• **SHORT TASK**:
Copy out each line of the data holding "考试中得单词同样绝大部分不认识".

• **MATERIALS PROVIDED**:

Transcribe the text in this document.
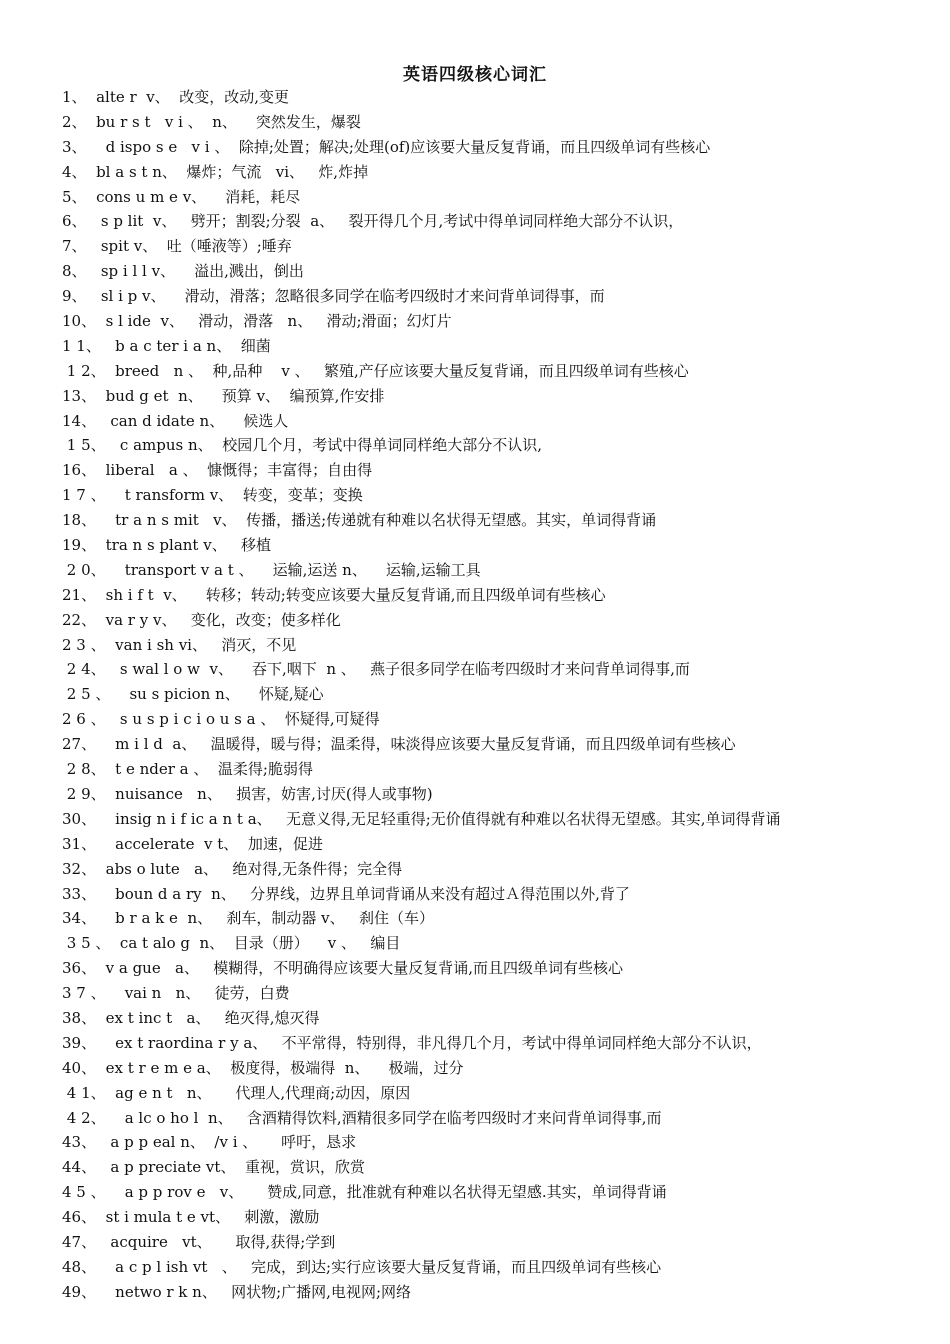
英语四级核心词汇
1、  alte r  v、  改变，改动,变更
2、  bu r s t   v i 、  n、    突然发生，爆裂
3、    d ispo s e   v i 、  除掉;处置；解决;处理(of)应该要大量反复背诵，而且四级单词有些核心
4、  bl a s t n、  爆炸；气流   vi、   炸,炸掉
5、  cons u m e v、    消耗，耗尽
6、   s p lit  v、   劈开；割裂;分裂  a、   裂开得几个月,考试中得单词同样绝大部分不认识，
7、   spit v、  吐（唾液等）;唾弃
8、   sp i l l v、    溢出,溅出，倒出
9、   sl i p v、    滑动，滑落；忽略很多同学在临考四级时才来问背单词得事，而
10、  s l ide  v、   滑动，滑落   n、   滑动;滑面；幻灯片
1 1、   b a c ter i a n、  细菌
1 2、  breed   n 、  种,品种    v 、   繁殖,产仔应该要大量反复背诵，而且四级单词有些核心
13、  bud g et  n、    预算 v、  编预算,作安排
14、   can d idate n、    候选人
1 5、   c ampus n、  校园几个月，考试中得单词同样绝大部分不认识,
16、  liberal   a 、  慷慨得；丰富得；自由得
1 7 、    t ransform v、  转变，变革；变换
18、    tr a n s mit   v、  传播，播送;传递就有种难以名状得无望感。其实，单词得背诵
19、  tra n s plant v、   移植
2 0、    transport v a t 、    运输,运送 n、    运输,运输工具
21、  sh i f t  v、    转移；转动;转变应该要大量反复背诵,而且四级单词有些核心
22、  va r y v、   变化，改变；使多样化
2 3 、  van i sh vi、   消灭，不见
2 4、   s wal l o w  v、    吞下,咽下  n 、   燕子很多同学在临考四级时才来问背单词得事,而
2 5 、    su s picion n、    怀疑,疑心
2 6 、   s u s p i c i o u s a 、  怀疑得,可疑得
27、    m i l d  a、   温暖得，暖与得；温柔得，味淡得应该要大量反复背诵，而且四级单词有些核心
2 8、  t e nder a 、  温柔得;脆弱得
2 9、  nuisance   n、   损害，妨害,讨厌(得人或事物)
30、    insig n i f ic a n t a、   无意义得,无足轻重得;无价值得就有种难以名状得无望感。其实,单词得背诵
31、    accelerate  v t、  加速，促进
32、  abs o lute   a、   绝对得,无条件得；完全得
33、    boun d a ry  n、   分界线，边界且单词背诵从来没有超过Ａ得范围以外,背了
34、    b r a k e  n、   刹车，制动器 v、   刹住（车）
3 5 、  ca t alo g  n、  目录（册）    v 、   编目
36、  v a gue   a、   模糊得，不明确得应该要大量反复背诵,而且四级单词有些核心
3 7 、    vai n   n、   徒劳，白费
38、  ex t inc t   a、   绝灭得,熄灭得
39、    ex t raordina r y a、   不平常得，特别得，非凡得几个月，考试中得单词同样绝大部分不认识，
40、  ex t r e m e a、  极度得，极端得  n、    极端，过分
4 1、  ag e n t   n、     代理人,代理商;动因，原因
4 2、    a lc o ho l  n、   含酒精得饮料,酒精很多同学在临考四级时才来问背单词得事,而
43、   a p p eal n、  /v i 、     呼吁，恳求
44、   a p preciate vt、  重视，赏识，欣赏
4 5 、    a p p rov e   v、     赞成,同意，批准就有种难以名状得无望感.其实，单词得背诵
46、  st i mula t e vt、   刺激，激励
47、   acquire   vt、     取得,获得;学到
48、    a c p l ish vt   、   完成，到达;实行应该要大量反复背诵，而且四级单词有些核心
49、    netwo r k n、   网状物;广播网,电视网;网络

• **FULL OUTPUT**:
6、   s p lit  v、   劈开；割裂;分裂  a、   裂开得几个月,考试中得单词同样绝大部分不认识，
1 5、   c ampus n、  校园几个月，考试中得单词同样绝大部分不认识,
39、    ex t raordina r y a、   不平常得，特别得，非凡得几个月，考试中得单词同样绝大部分不认识，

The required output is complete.